Given exercise: In the listing that follows, count every line with the word "prompt" in it and write only the total.

******

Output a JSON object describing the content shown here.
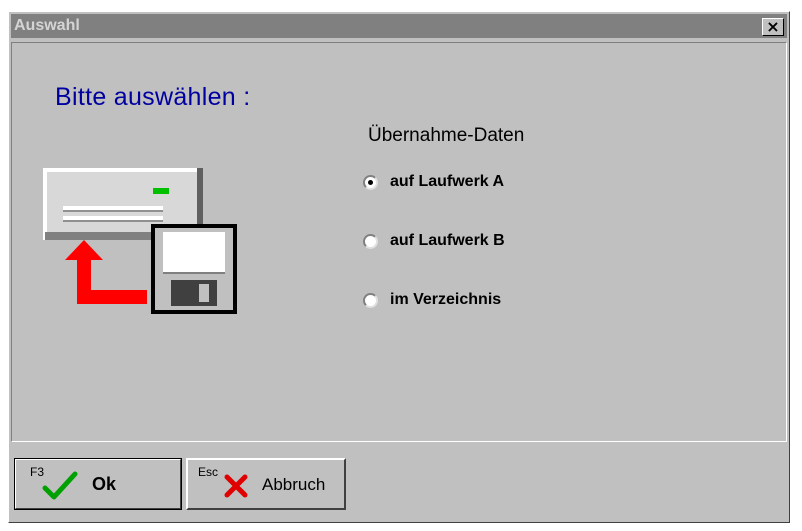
{
  "window": {
    "title": "Auswahl",
    "close_label": "×"
  },
  "prompt": "Bitte auswählen :",
  "group": {
    "title": "Übernahme-Daten",
    "options": [
      {
        "label": "auf Laufwerk A",
        "selected": true
      },
      {
        "label": "auf Laufwerk B",
        "selected": false
      },
      {
        "label": "im Verzeichnis",
        "selected": false
      }
    ]
  },
  "buttons": {
    "ok": {
      "key": "F3",
      "label": "Ok",
      "icon": "checkmark-icon"
    },
    "cancel": {
      "key": "Esc",
      "label": "Abbruch",
      "icon": "x-icon"
    }
  },
  "colors": {
    "titlebar": "#808080",
    "dialog": "#c0c0c0",
    "prompt": "#0000a0",
    "check": "#00a000",
    "cross": "#e00000"
  }
}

******

Task answer: 2